▶ **REQUIRED WORK**: Restate the material word for word and leave out anything that is a picture.
==*==
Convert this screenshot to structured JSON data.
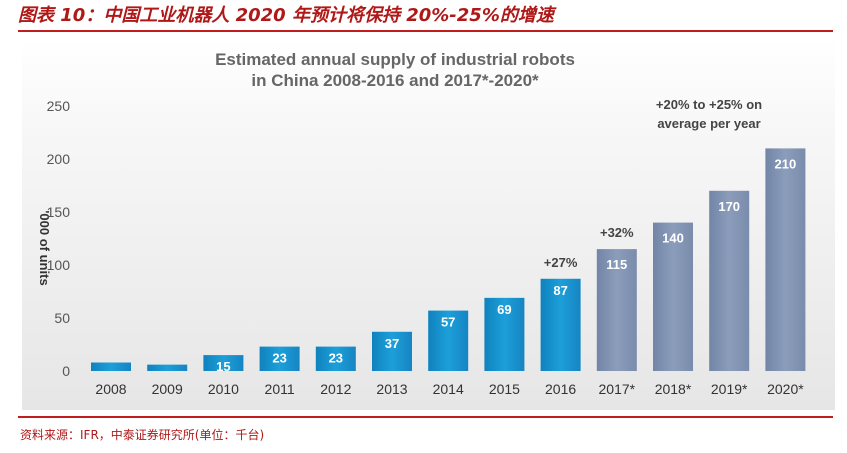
{
  "figure": {
    "title": "图表 10：中国工业机器人 2020 年预计将保持 20%-25%的增速",
    "source": "资料来源：IFR，中泰证券研究所(单位：千台)"
  },
  "colors": {
    "actual_bar": "#1a9ad6",
    "forecast_bar": "#8496b5",
    "accent_red": "#c11d1d",
    "plot_bg": "#ededed"
  },
  "chart_data": {
    "type": "bar",
    "title_lines": [
      "Estimated annual supply of industrial robots",
      "in China 2008-2016 and 2017*-2020*"
    ],
    "xlabel": "",
    "ylabel": "'000 of units",
    "ylim": [
      0,
      250
    ],
    "yticks": [
      0,
      50,
      100,
      150,
      200,
      250
    ],
    "grid": false,
    "categories": [
      "2008",
      "2009",
      "2010",
      "2011",
      "2012",
      "2013",
      "2014",
      "2015",
      "2016",
      "2017*",
      "2018*",
      "2019*",
      "2020*"
    ],
    "values": [
      8,
      6,
      15,
      23,
      23,
      37,
      57,
      69,
      87,
      115,
      140,
      170,
      210
    ],
    "value_labels": [
      "",
      "",
      "15",
      "23",
      "23",
      "37",
      "57",
      "69",
      "87",
      "115",
      "140",
      "170",
      "210"
    ],
    "forecast": [
      false,
      false,
      false,
      false,
      false,
      false,
      false,
      false,
      false,
      true,
      true,
      true,
      true
    ],
    "annotations": [
      {
        "category": "2016",
        "text": "+27%"
      },
      {
        "category": "2017*",
        "text": "+32%"
      }
    ],
    "forecast_note_lines": [
      "+20% to +25% on",
      "average per year"
    ]
  }
}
==*==
▶ **TASK RESULT**:
Convert this screenshot to structured JSON data.
{
  "figure": {
    "title": "图表 10：中国工业机器人 2020 年预计将保持 20%-25%的增速",
    "source": "资料来源：IFR，中泰证券研究所(单位：千台)"
  },
  "colors": {
    "actual_bar": "#1a9ad6",
    "forecast_bar": "#8496b5",
    "accent_red": "#c11d1d",
    "plot_bg": "#ededed"
  },
  "chart_data": {
    "type": "bar",
    "title_lines": [
      "Estimated annual supply of industrial robots",
      "in China 2008-2016 and 2017*-2020*"
    ],
    "xlabel": "",
    "ylabel": "'000 of units",
    "ylim": [
      0,
      250
    ],
    "yticks": [
      0,
      50,
      100,
      150,
      200,
      250
    ],
    "grid": false,
    "categories": [
      "2008",
      "2009",
      "2010",
      "2011",
      "2012",
      "2013",
      "2014",
      "2015",
      "2016",
      "2017*",
      "2018*",
      "2019*",
      "2020*"
    ],
    "values": [
      8,
      6,
      15,
      23,
      23,
      37,
      57,
      69,
      87,
      115,
      140,
      170,
      210
    ],
    "value_labels": [
      "",
      "",
      "15",
      "23",
      "23",
      "37",
      "57",
      "69",
      "87",
      "115",
      "140",
      "170",
      "210"
    ],
    "forecast": [
      false,
      false,
      false,
      false,
      false,
      false,
      false,
      false,
      false,
      true,
      true,
      true,
      true
    ],
    "annotations": [
      {
        "category": "2016",
        "text": "+27%"
      },
      {
        "category": "2017*",
        "text": "+32%"
      }
    ],
    "forecast_note_lines": [
      "+20% to +25% on",
      "average per year"
    ]
  }
}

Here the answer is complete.